Task description:
Reproduce the section of the cluster analysis text that opens with the words "The topics in" and closes with "journals is discussed.", changing "delay tolerant" to "disruption tolerant".

In Cluster #2 the theory of scale-free networks is the main topic, important authors are Re´ka Albert, Albert-La´szlo´ Baraba´ si, Duncan J. Watts and Mark Granovetter.
Cluster #3 highlights security and data privacy, the main authors are Marco Gruteser, Jason I. Hong, Paul Dourish und Anind K. Dey.
The authors in cluster #4 write about ubiquitous computing, mobile applications with social, local and contextual reference.
In cluster #5 the influence of new forms of communication and the general technological development for our society are examined.
The topics in cluster #6 are sensor networks based on mobile phones.
Compared with the other clusters, cluster #7 is rather hardware-centric and deals with delay tolerant
networks.
This part of the article discusses the derived journal-person network. The bipartite graph contains 151 components with more than one node and consists of 861 authors and 242 journals. In this part, the largest component with 443 authors and 69 journals is discussed.
The nodes represent journals and two journals are connected by an edge when at least one person exists who published in both journals. The weight of an edge correlates to the number of authors who published in both of the connected journals. Thus, the decision on how similar two journals are is left to the authors, the users of the journals, themselves. ... The density of the network is 0.084, it consists of 69 nodes (journals) and 196 edges.

Information shown:
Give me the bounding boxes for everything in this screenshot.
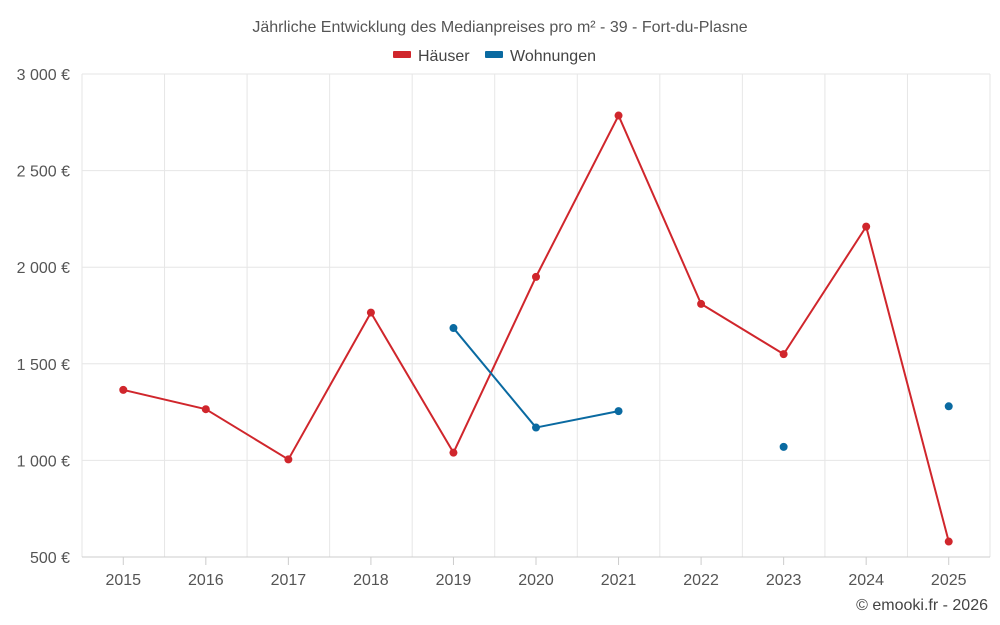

Output of the task:
The topics in cluster #6 are sensor networks based on mobile phones.
Compared with the other clusters, cluster #7 is rather hardware-centric and deals with disruption tolerant
networks.
This part of the article discusses the derived journal-person network. The bipartite graph contains 151 components with more than one node and consists of 861 authors and 242 journals. In this part, the largest component with 443 authors and 69 journals is discussed.